_WHAT THIS TASK INVOLVES_
Copy the data precisely, character for character, and leave out every picture.

#### MATERIAL SUPPLIED ####

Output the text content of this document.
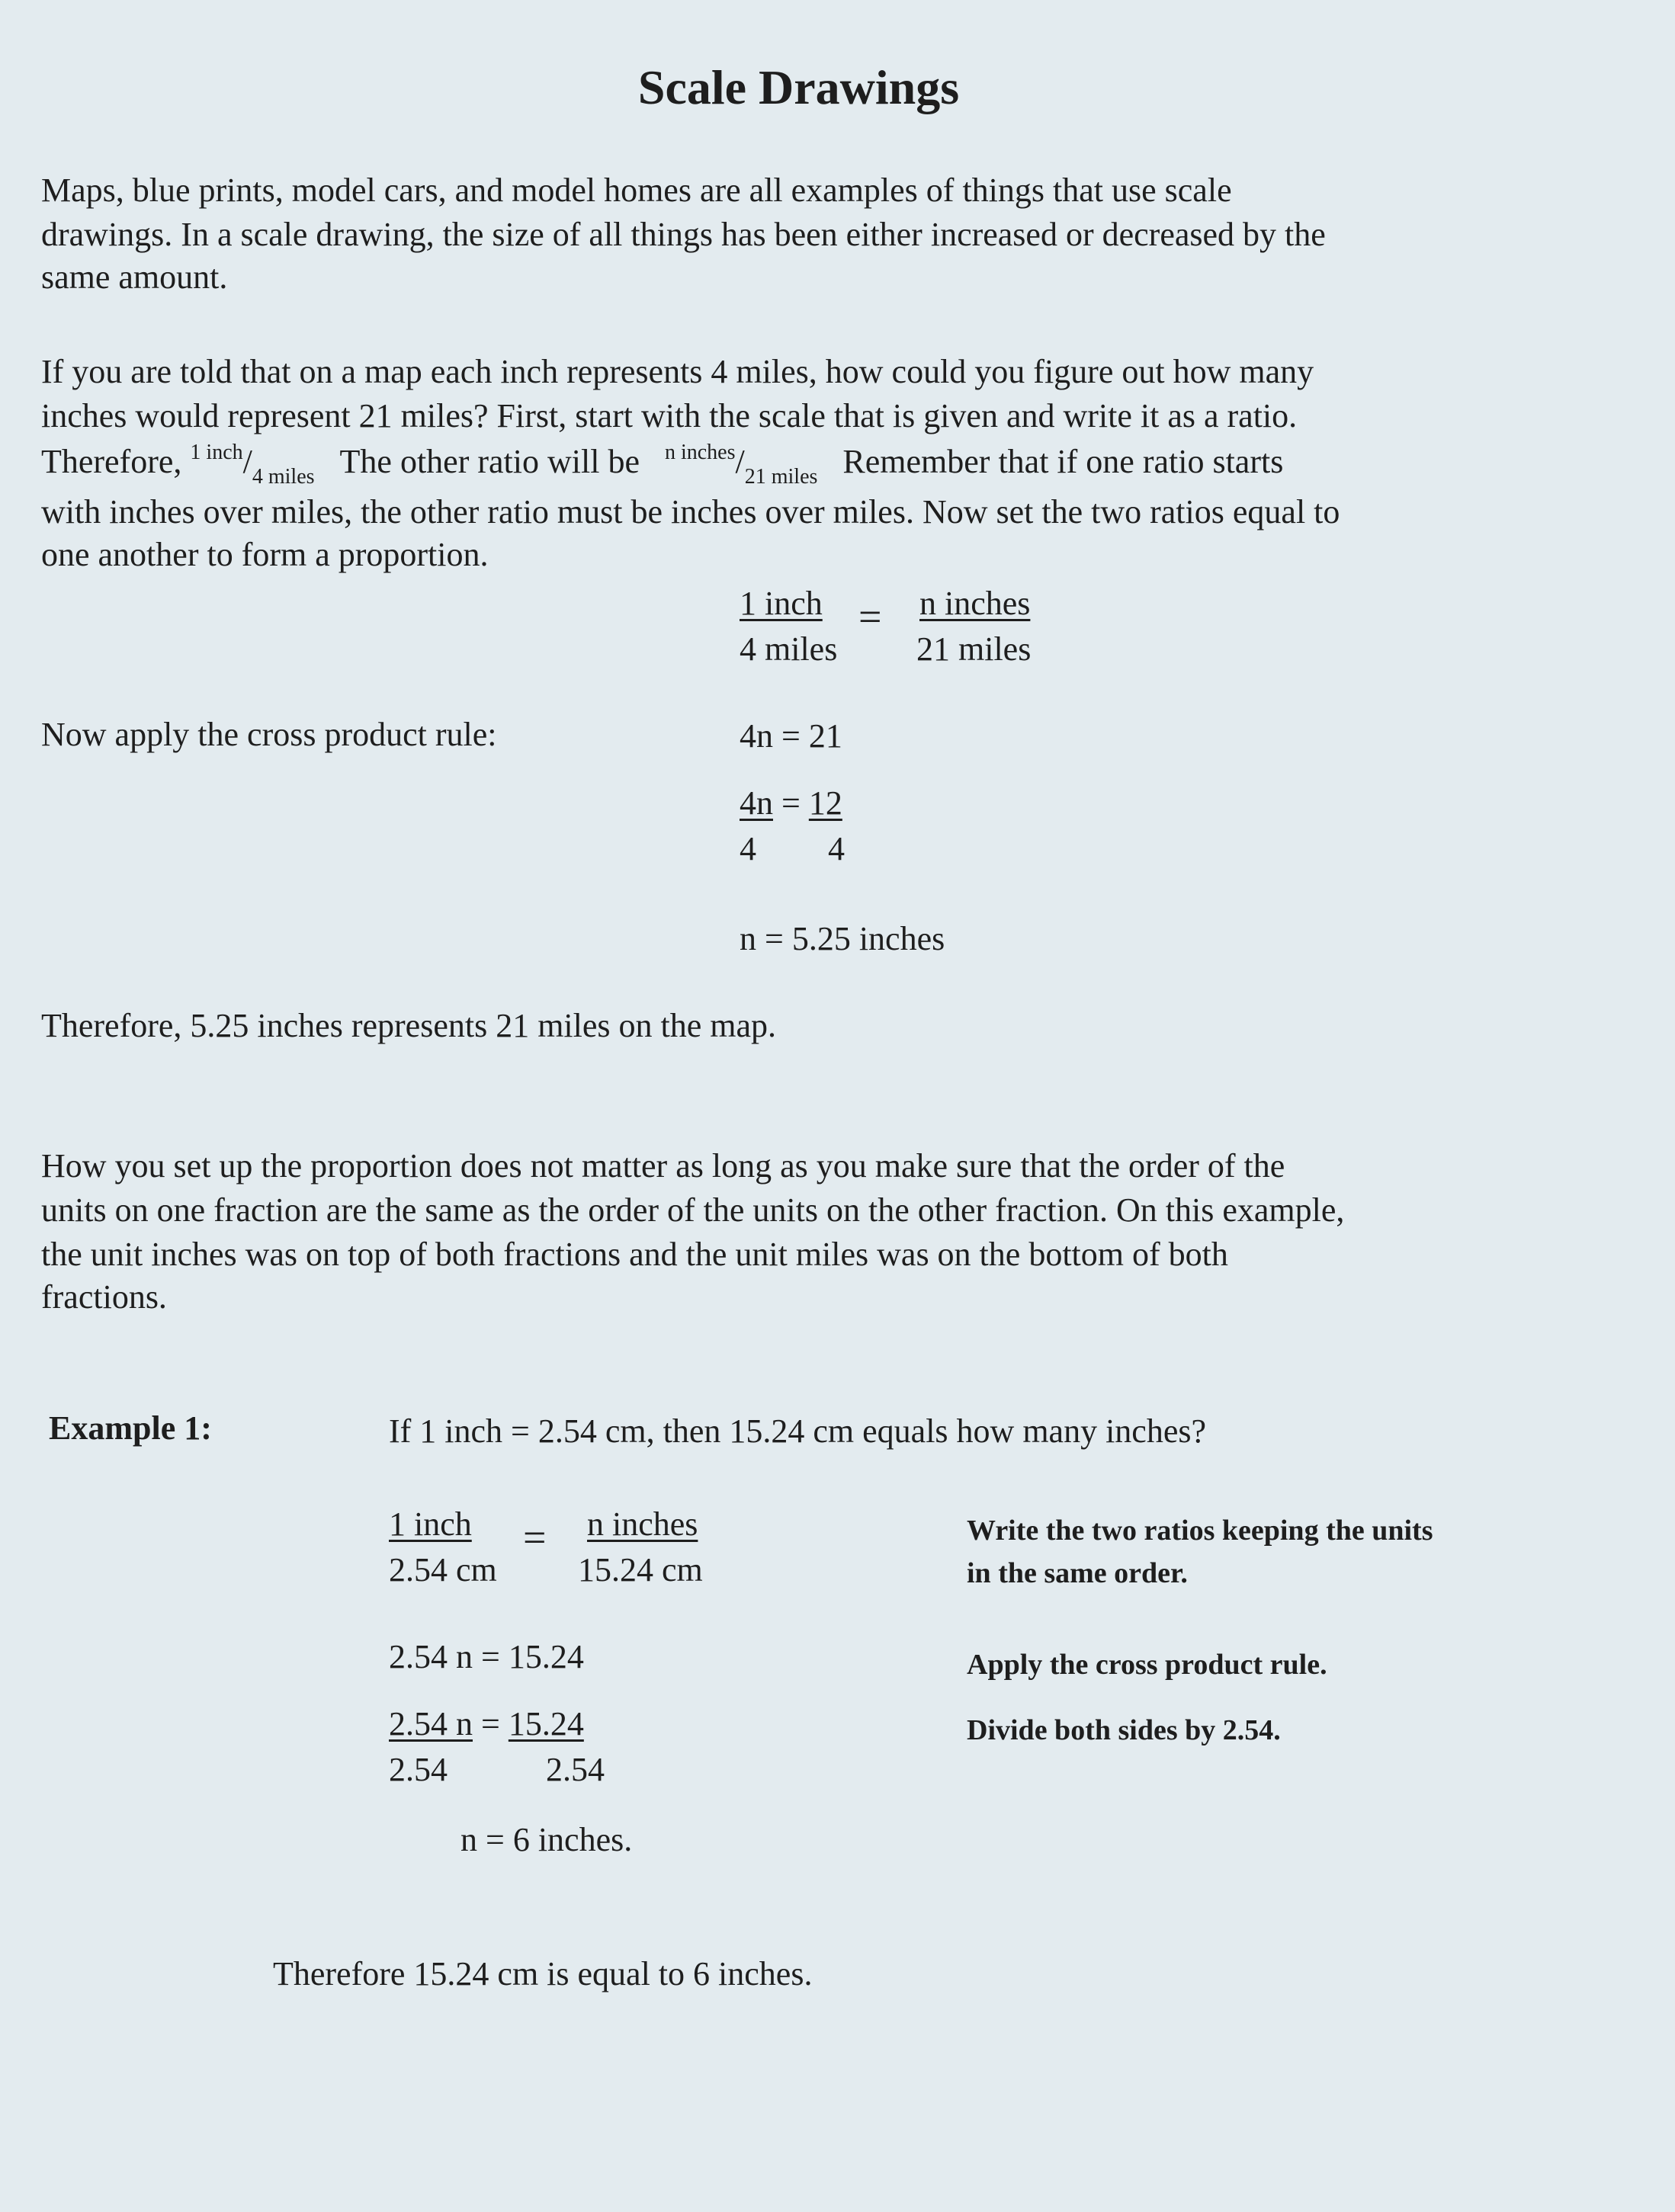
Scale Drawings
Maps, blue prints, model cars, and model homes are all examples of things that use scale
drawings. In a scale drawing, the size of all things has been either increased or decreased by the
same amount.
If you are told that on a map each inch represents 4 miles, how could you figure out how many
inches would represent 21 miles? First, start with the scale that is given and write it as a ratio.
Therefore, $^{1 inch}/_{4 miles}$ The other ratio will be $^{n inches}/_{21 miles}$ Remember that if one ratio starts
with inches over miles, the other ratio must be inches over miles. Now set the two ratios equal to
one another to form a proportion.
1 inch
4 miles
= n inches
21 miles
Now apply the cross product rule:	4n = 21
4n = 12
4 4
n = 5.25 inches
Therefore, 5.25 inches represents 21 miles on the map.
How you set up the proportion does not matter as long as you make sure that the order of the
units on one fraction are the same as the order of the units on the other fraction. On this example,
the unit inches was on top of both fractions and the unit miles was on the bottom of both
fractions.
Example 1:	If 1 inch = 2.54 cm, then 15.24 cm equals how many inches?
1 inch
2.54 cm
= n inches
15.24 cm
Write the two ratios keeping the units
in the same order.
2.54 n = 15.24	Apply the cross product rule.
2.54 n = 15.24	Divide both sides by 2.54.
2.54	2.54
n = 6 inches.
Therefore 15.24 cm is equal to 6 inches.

####

_EXERCISE OUTPUT_
Output the text content of this document.
Scale Drawings
Maps, blue prints, model cars, and model homes are all examples of things that use scale
drawings. In a scale drawing, the size of all things has been either increased or decreased by the
same amount.
If you are told that on a map each inch represents 4 miles, how could you figure out how many
inches would represent 21 miles? First, start with the scale that is given and write it as a ratio.
Therefore, $^{1 inch}/_{4 miles}$ The other ratio will be $^{n inches}/_{21 miles}$ Remember that if one ratio starts
with inches over miles, the other ratio must be inches over miles. Now set the two ratios equal to
one another to form a proportion.
1 inch
4 miles
= n inches
21 miles
Now apply the cross product rule:	4n = 21
4n = 12
4 4
n = 5.25 inches
Therefore, 5.25 inches represents 21 miles on the map.
How you set up the proportion does not matter as long as you make sure that the order of the
units on one fraction are the same as the order of the units on the other fraction. On this example,
the unit inches was on top of both fractions and the unit miles was on the bottom of both
fractions.
Example 1:	If 1 inch = 2.54 cm, then 15.24 cm equals how many inches?
1 inch
2.54 cm
= n inches
15.24 cm
Write the two ratios keeping the units
in the same order.
2.54 n = 15.24	Apply the cross product rule.
2.54 n = 15.24	Divide both sides by 2.54.
2.54	2.54
n = 6 inches.
Therefore 15.24 cm is equal to 6 inches.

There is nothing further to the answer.